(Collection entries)
>>>

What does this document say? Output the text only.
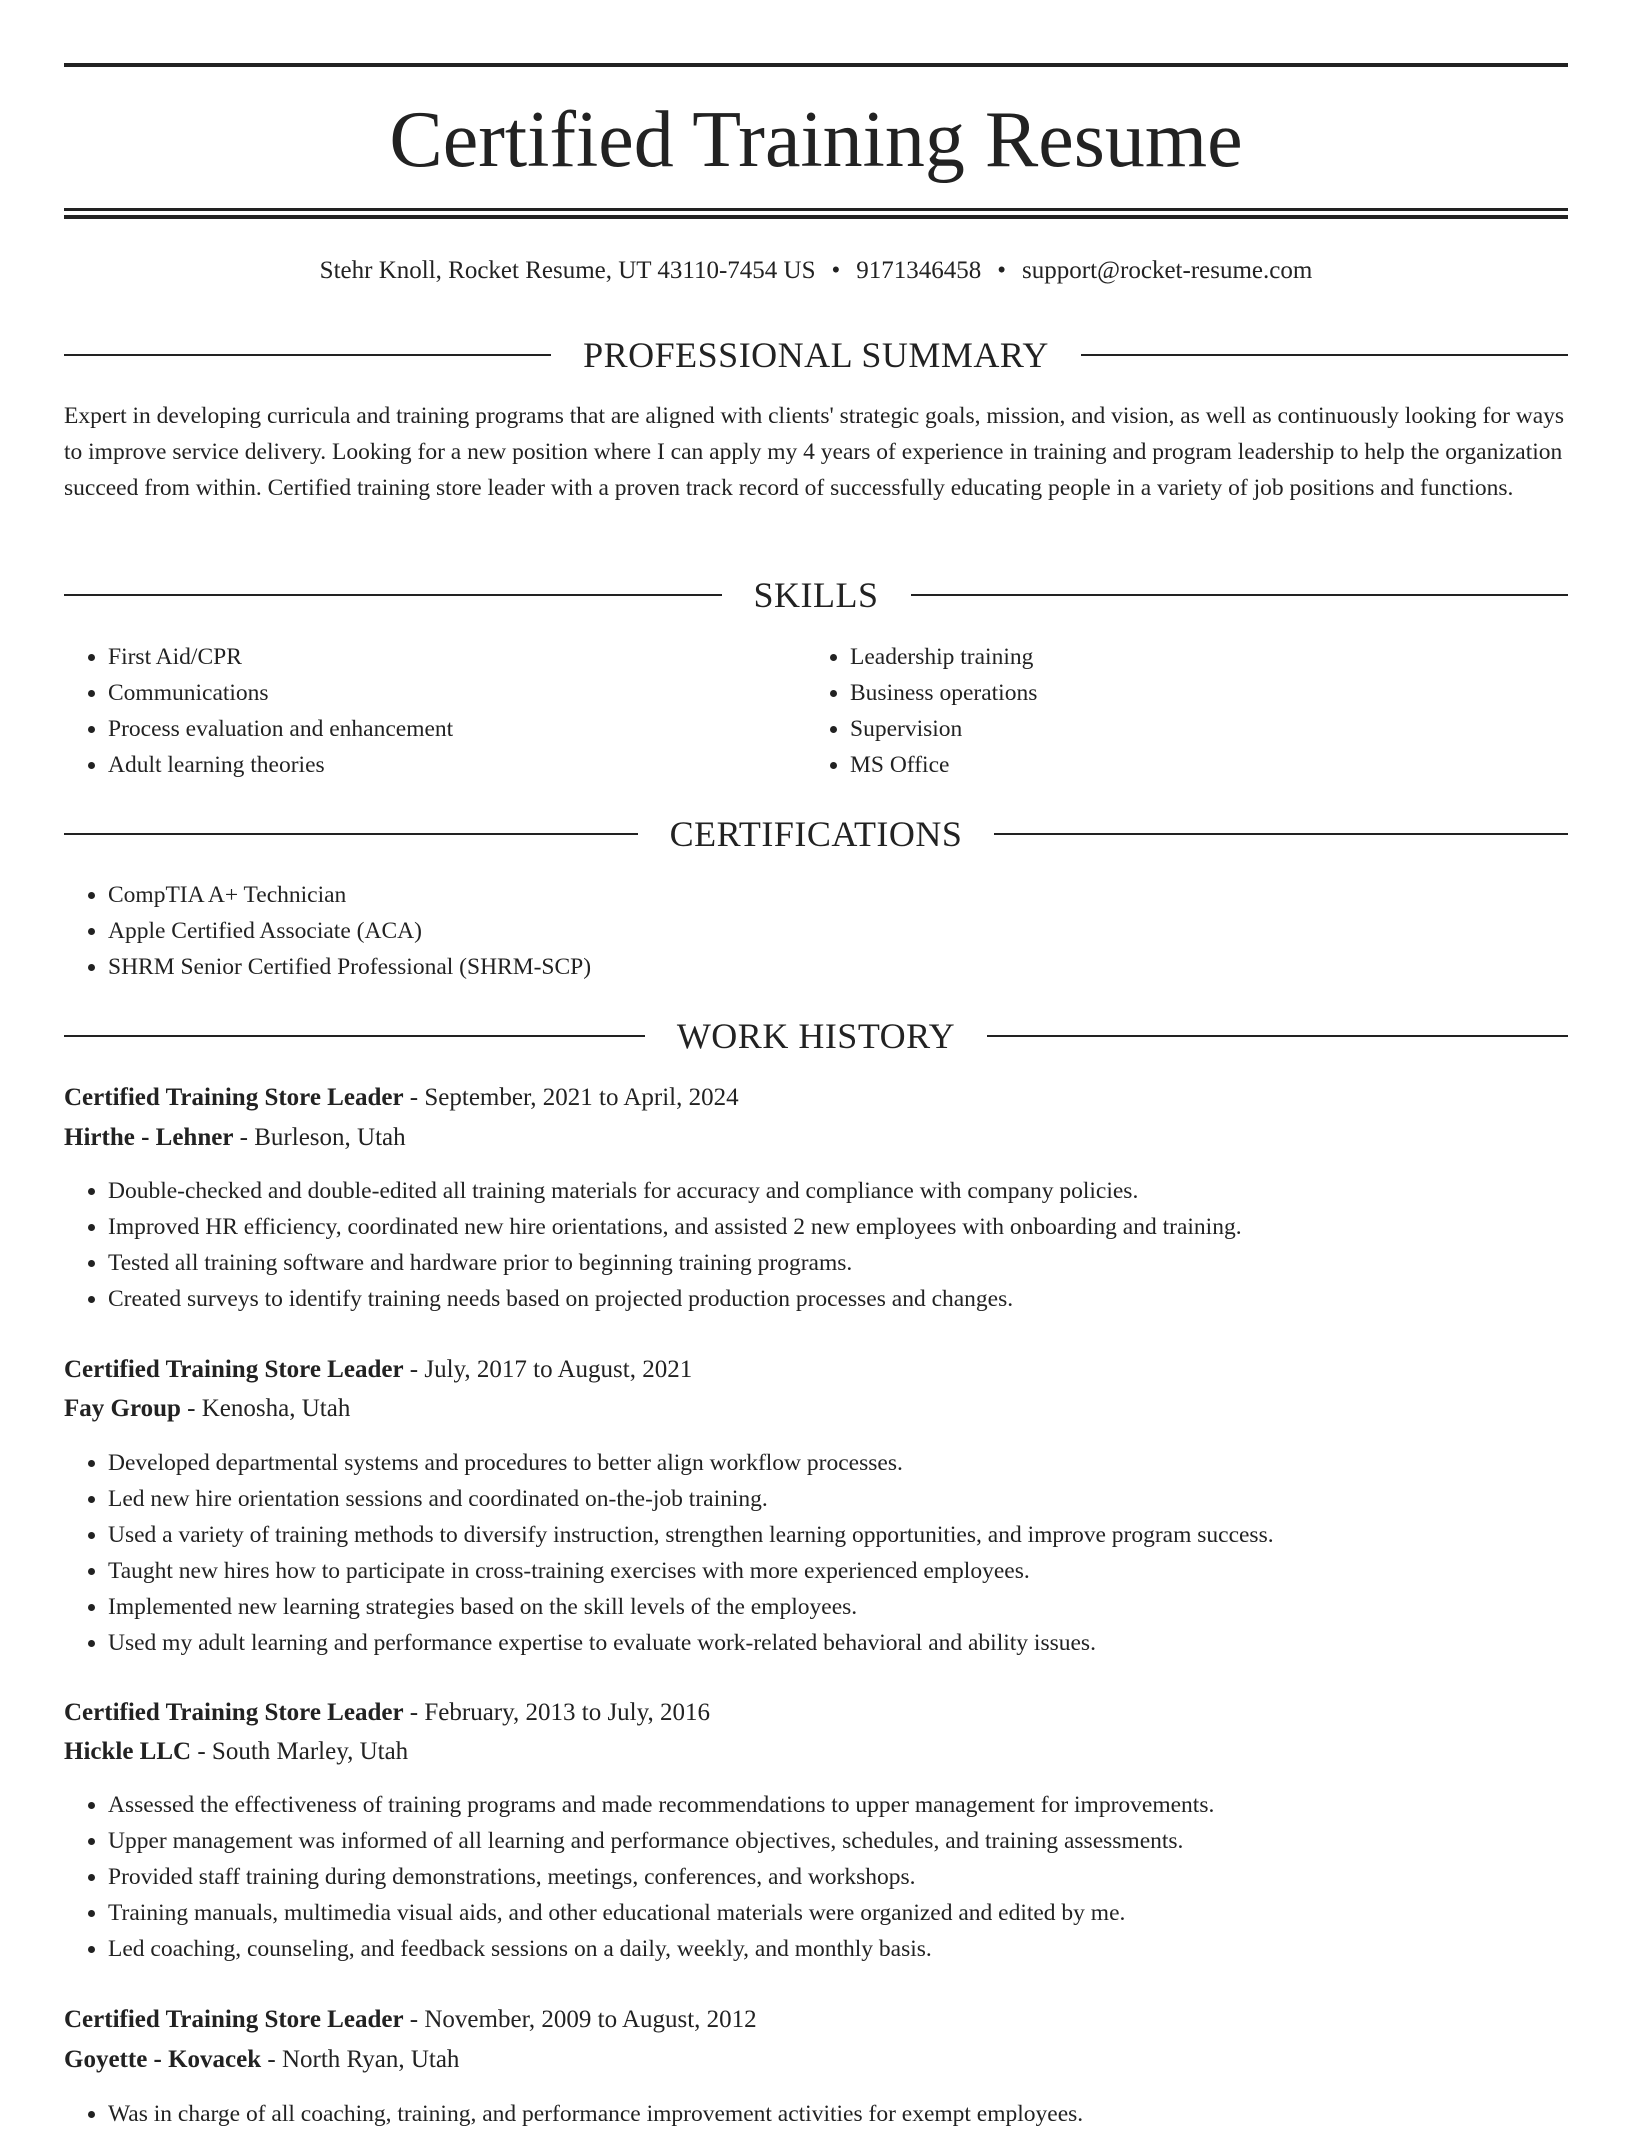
Certified Training Resume
Stehr Knoll, Rocket Resume, UT 43110-7454 US • 9171346458 • support@rocket-resume.com
PROFESSIONAL SUMMARY

Expert in developing curricula and training programs that are aligned with clients' strategic goals, mission, and vision, as well as continuously looking for ways to improve service delivery. Looking for a new position where I can apply my 4 years of experience in training and program leadership to help the organization succeed from within. Certified training store leader with a proven track record of successfully educating people in a variety of job positions and functions.

SKILLS
• First Aid/CPR
• Communications
• Process evaluation and enhancement
• Adult learning theories
• Leadership training
• Business operations
• Supervision
• MS Office
CERTIFICATIONS
• CompTIA A+ Technician
• Apple Certified Associate (ACA)
• SHRM Senior Certified Professional (SHRM-SCP)
WORK HISTORY
Certified Training Store Leader - September, 2021 to April, 2024
Hirthe - Lehner - Burleson, Utah
• Double-checked and double-edited all training materials for accuracy and compliance with company policies.
• Improved HR efficiency, coordinated new hire orientations, and assisted 2 new employees with onboarding and training.
• Tested all training software and hardware prior to beginning training programs.
• Created surveys to identify training needs based on projected production processes and changes.
Certified Training Store Leader - July, 2017 to August, 2021
Fay Group - Kenosha, Utah
• Developed departmental systems and procedures to better align workflow processes.
• Led new hire orientation sessions and coordinated on-the-job training.
• Used a variety of training methods to diversify instruction, strengthen learning opportunities, and improve program success.
• Taught new hires how to participate in cross-training exercises with more experienced employees.
• Implemented new learning strategies based on the skill levels of the employees.
• Used my adult learning and performance expertise to evaluate work-related behavioral and ability issues.
Certified Training Store Leader - February, 2013 to July, 2016
Hickle LLC - South Marley, Utah
• Assessed the effectiveness of training programs and made recommendations to upper management for improvements.
• Upper management was informed of all learning and performance objectives, schedules, and training assessments.
• Provided staff training during demonstrations, meetings, conferences, and workshops.
• Training manuals, multimedia visual aids, and other educational materials were organized and edited by me.
• Led coaching, counseling, and feedback sessions on a daily, weekly, and monthly basis.
Certified Training Store Leader - November, 2009 to August, 2012
Goyette - Kovacek - North Ryan, Utah
• Was in charge of all coaching, training, and performance improvement activities for exempt employees.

<<<

*Directive*.
Copy in full each line that holds the word "based".

*Answer for this exercise*.
• Created surveys to identify training needs based on projected production processes and changes.
• Implemented new learning strategies based on the skill levels of the employees.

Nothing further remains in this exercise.